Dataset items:
>> BEGIN
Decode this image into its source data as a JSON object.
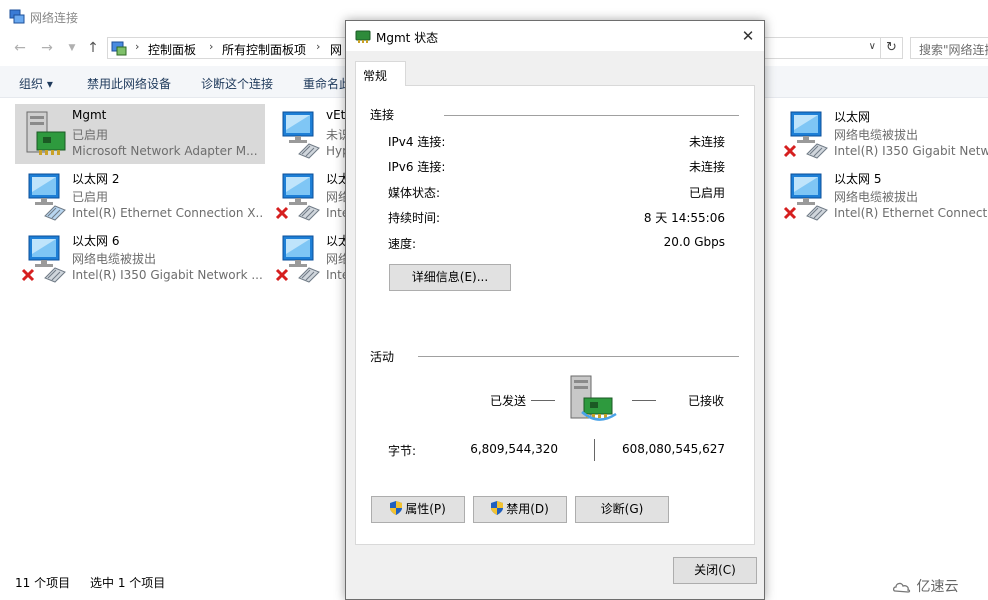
{
  "explorer": {
    "title": "网络连接",
    "nav": {
      "back_icon": "arrow-left-icon",
      "forward_icon": "arrow-right-icon",
      "recent_icon": "chevron-down-icon",
      "up_icon": "arrow-up-icon"
    },
    "address": {
      "crumbs": [
        "控制面板",
        "所有控制面板项",
        "网"
      ],
      "refresh_icon": "refresh-icon"
    },
    "search": {
      "placeholder": "搜索\"网络连接\""
    },
    "toolbar": {
      "organize": "组织 ▾",
      "disable_device": "禁用此网络设备",
      "diagnose": "诊断这个连接",
      "rename": "重命名此"
    },
    "items": [
      {
        "name": "Mgmt",
        "status": "已启用",
        "adapter": "Microsoft Network Adapter M...",
        "state": "enabled",
        "selected": true
      },
      {
        "name": "vEth",
        "status": "未识",
        "adapter": "Hyp",
        "state": "unidentified",
        "selected": false
      },
      {
        "name": "以太网",
        "status": "网络电缆被拔出",
        "adapter": "Intel(R) I350 Gigabit Netwo",
        "state": "unplugged",
        "selected": false
      },
      {
        "name": "以太网 2",
        "status": "已启用",
        "adapter": "Intel(R) Ethernet Connection X...",
        "state": "enabled",
        "selected": false
      },
      {
        "name": "以太",
        "status": "网络",
        "adapter": "Inte",
        "state": "unplugged",
        "selected": false
      },
      {
        "name": "以太网 5",
        "status": "网络电缆被拔出",
        "adapter": "Intel(R) Ethernet Connectio",
        "state": "unplugged",
        "selected": false
      },
      {
        "name": "以太网 6",
        "status": "网络电缆被拔出",
        "adapter": "Intel(R) I350 Gigabit Network ...",
        "state": "unplugged",
        "selected": false
      },
      {
        "name": "以太",
        "status": "网络",
        "adapter": "Inte",
        "state": "unplugged",
        "selected": false
      }
    ],
    "statusbar": {
      "count": "11 个项目",
      "selected": "选中 1 个项目"
    }
  },
  "dialog": {
    "title": "Mgmt 状态",
    "close_glyph": "✕",
    "tab": "常规",
    "connection": {
      "heading": "连接",
      "rows": [
        {
          "label": "IPv4 连接:",
          "value": "未连接"
        },
        {
          "label": "IPv6 连接:",
          "value": "未连接"
        },
        {
          "label": "媒体状态:",
          "value": "已启用"
        },
        {
          "label": "持续时间:",
          "value": "8 天 14:55:06"
        },
        {
          "label": "速度:",
          "value": "20.0 Gbps"
        }
      ],
      "details_button": "详细信息(E)..."
    },
    "activity": {
      "heading": "活动",
      "sent_label": "已发送",
      "received_label": "已接收",
      "bytes_label": "字节:",
      "bytes_sent": "6,809,544,320",
      "bytes_received": "608,080,545,627"
    },
    "buttons": {
      "properties": "属性(P)",
      "disable": "禁用(D)",
      "diagnose": "诊断(G)",
      "close": "关闭(C)"
    }
  },
  "watermark": {
    "text": "亿速云"
  },
  "colors": {
    "selection": "#d9d9d9",
    "toolbar_text": "#1e395b",
    "toolbar_bg": "#f4f6f9",
    "dialog_bg": "#f0f0f0",
    "error_x": "#d61f1f",
    "monitor_blue": "#1e7fd6"
  }
}
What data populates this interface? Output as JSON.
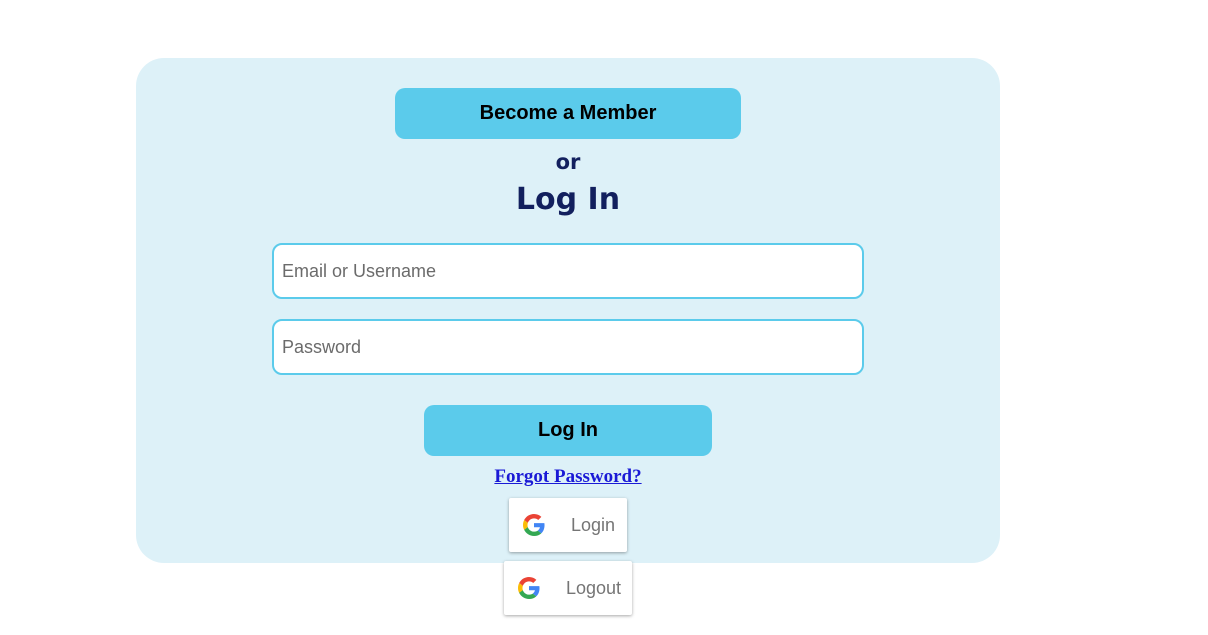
{
  "form": {
    "become_member_label": "Become a Member",
    "or_text": "or",
    "heading": "Log In",
    "email_placeholder": "Email or Username",
    "password_placeholder": "Password",
    "login_button_label": "Log In",
    "forgot_password_label": "Forgot Password?"
  },
  "google": {
    "login_label": "Login",
    "logout_label": "Logout",
    "icon": "google-g-icon"
  },
  "colors": {
    "card_background": "#ddf1f8",
    "button_background": "#5bcbeb",
    "heading_text": "#12205e",
    "link_text": "#1a1ad6"
  }
}
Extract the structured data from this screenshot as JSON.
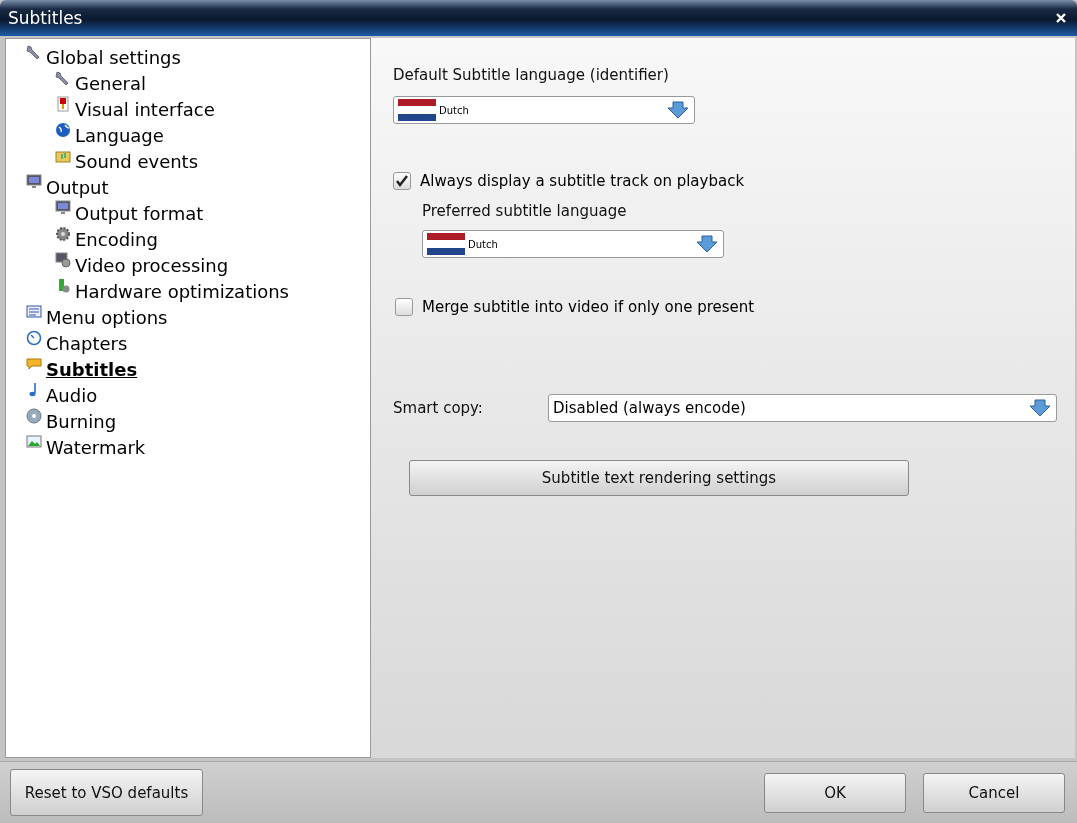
{
  "window": {
    "title": "Subtitles"
  },
  "sidebar": {
    "items": [
      {
        "label": "Global settings",
        "selected": false,
        "children": [
          {
            "label": "General",
            "selected": false
          },
          {
            "label": "Visual interface",
            "selected": false
          },
          {
            "label": "Language",
            "selected": false
          },
          {
            "label": "Sound events",
            "selected": false
          }
        ]
      },
      {
        "label": "Output",
        "selected": false,
        "children": [
          {
            "label": "Output format",
            "selected": false
          },
          {
            "label": "Encoding",
            "selected": false
          },
          {
            "label": "Video processing",
            "selected": false
          },
          {
            "label": "Hardware optimizations",
            "selected": false
          }
        ]
      },
      {
        "label": "Menu options",
        "selected": false
      },
      {
        "label": "Chapters",
        "selected": false
      },
      {
        "label": "Subtitles",
        "selected": true
      },
      {
        "label": "Audio",
        "selected": false
      },
      {
        "label": "Burning",
        "selected": false
      },
      {
        "label": "Watermark",
        "selected": false
      }
    ]
  },
  "default_language": {
    "label": "Default Subtitle language  (identifier)",
    "value": "Dutch"
  },
  "always_display": {
    "label": "Always display a subtitle track on playback",
    "checked": true
  },
  "preferred_language": {
    "label": "Preferred subtitle language",
    "value": "Dutch"
  },
  "merge": {
    "label": "Merge subtitle into video if only one present",
    "checked": false
  },
  "smart_copy": {
    "label": "Smart copy:",
    "value": "Disabled (always encode)"
  },
  "rendering_button": "Subtitle text rendering settings",
  "buttons": {
    "reset": "Reset to VSO defaults",
    "ok": "OK",
    "cancel": "Cancel"
  }
}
>> END
◆ **Written task**: Give every record again exactly, apart from the pictures, which stay out.

◆ **Exercise response**:
Decode this image into its source data as a JSON object.
{
  "explorer": {
    "title": "网络连接",
    "nav": {
      "back_icon": "arrow-left-icon",
      "forward_icon": "arrow-right-icon",
      "recent_icon": "chevron-down-icon",
      "up_icon": "arrow-up-icon"
    },
    "address": {
      "crumbs": [
        "控制面板",
        "所有控制面板项",
        "网"
      ],
      "refresh_icon": "refresh-icon"
    },
    "search": {
      "placeholder": "搜索\"网络连接\""
    },
    "toolbar": {
      "organize": "组织 ▾",
      "disable_device": "禁用此网络设备",
      "diagnose": "诊断这个连接",
      "rename": "重命名此"
    },
    "items": [
      {
        "name": "Mgmt",
        "status": "已启用",
        "adapter": "Microsoft Network Adapter M...",
        "state": "enabled",
        "selected": true
      },
      {
        "name": "vEth",
        "status": "未识",
        "adapter": "Hyp",
        "state": "unidentified",
        "selected": false
      },
      {
        "name": "以太网",
        "status": "网络电缆被拔出",
        "adapter": "Intel(R) I350 Gigabit Netwo",
        "state": "unplugged",
        "selected": false
      },
      {
        "name": "以太网 2",
        "status": "已启用",
        "adapter": "Intel(R) Ethernet Connection X...",
        "state": "enabled",
        "selected": false
      },
      {
        "name": "以太",
        "status": "网络",
        "adapter": "Inte",
        "state": "unplugged",
        "selected": false
      },
      {
        "name": "以太网 5",
        "status": "网络电缆被拔出",
        "adapter": "Intel(R) Ethernet Connectio",
        "state": "unplugged",
        "selected": false
      },
      {
        "name": "以太网 6",
        "status": "网络电缆被拔出",
        "adapter": "Intel(R) I350 Gigabit Network ...",
        "state": "unplugged",
        "selected": false
      },
      {
        "name": "以太",
        "status": "网络",
        "adapter": "Inte",
        "state": "unplugged",
        "selected": false
      }
    ],
    "statusbar": {
      "count": "11 个项目",
      "selected": "选中 1 个项目"
    }
  },
  "dialog": {
    "title": "Mgmt 状态",
    "close_glyph": "✕",
    "tab": "常规",
    "connection": {
      "heading": "连接",
      "rows": [
        {
          "label": "IPv4 连接:",
          "value": "未连接"
        },
        {
          "label": "IPv6 连接:",
          "value": "未连接"
        },
        {
          "label": "媒体状态:",
          "value": "已启用"
        },
        {
          "label": "持续时间:",
          "value": "8 天 14:55:06"
        },
        {
          "label": "速度:",
          "value": "20.0 Gbps"
        }
      ],
      "details_button": "详细信息(E)..."
    },
    "activity": {
      "heading": "活动",
      "sent_label": "已发送",
      "received_label": "已接收",
      "bytes_label": "字节:",
      "bytes_sent": "6,809,544,320",
      "bytes_received": "608,080,545,627"
    },
    "buttons": {
      "properties": "属性(P)",
      "disable": "禁用(D)",
      "diagnose": "诊断(G)",
      "close": "关闭(C)"
    }
  },
  "watermark": {
    "text": "亿速云"
  },
  "colors": {
    "selection": "#d9d9d9",
    "toolbar_text": "#1e395b",
    "toolbar_bg": "#f4f6f9",
    "dialog_bg": "#f0f0f0",
    "error_x": "#d61f1f",
    "monitor_blue": "#1e7fd6"
  }
}
What data populates this interface? Output as JSON.
{
  "form": {
    "become_member_label": "Become a Member",
    "or_text": "or",
    "heading": "Log In",
    "email_placeholder": "Email or Username",
    "password_placeholder": "Password",
    "login_button_label": "Log In",
    "forgot_password_label": "Forgot Password?"
  },
  "google": {
    "login_label": "Login",
    "logout_label": "Logout",
    "icon": "google-g-icon"
  },
  "colors": {
    "card_background": "#ddf1f8",
    "button_background": "#5bcbeb",
    "heading_text": "#12205e",
    "link_text": "#1a1ad6"
  }
}
Extract the structured data from this screenshot as JSON.
{
  "window": {
    "title": "Subtitles"
  },
  "sidebar": {
    "items": [
      {
        "label": "Global settings",
        "selected": false,
        "children": [
          {
            "label": "General",
            "selected": false
          },
          {
            "label": "Visual interface",
            "selected": false
          },
          {
            "label": "Language",
            "selected": false
          },
          {
            "label": "Sound events",
            "selected": false
          }
        ]
      },
      {
        "label": "Output",
        "selected": false,
        "children": [
          {
            "label": "Output format",
            "selected": false
          },
          {
            "label": "Encoding",
            "selected": false
          },
          {
            "label": "Video processing",
            "selected": false
          },
          {
            "label": "Hardware optimizations",
            "selected": false
          }
        ]
      },
      {
        "label": "Menu options",
        "selected": false
      },
      {
        "label": "Chapters",
        "selected": false
      },
      {
        "label": "Subtitles",
        "selected": true
      },
      {
        "label": "Audio",
        "selected": false
      },
      {
        "label": "Burning",
        "selected": false
      },
      {
        "label": "Watermark",
        "selected": false
      }
    ]
  },
  "default_language": {
    "label": "Default Subtitle language  (identifier)",
    "value": "Dutch"
  },
  "always_display": {
    "label": "Always display a subtitle track on playback",
    "checked": true
  },
  "preferred_language": {
    "label": "Preferred subtitle language",
    "value": "Dutch"
  },
  "merge": {
    "label": "Merge subtitle into video if only one present",
    "checked": false
  },
  "smart_copy": {
    "label": "Smart copy:",
    "value": "Disabled (always encode)"
  },
  "rendering_button": "Subtitle text rendering settings",
  "buttons": {
    "reset": "Reset to VSO defaults",
    "ok": "OK",
    "cancel": "Cancel"
  }
}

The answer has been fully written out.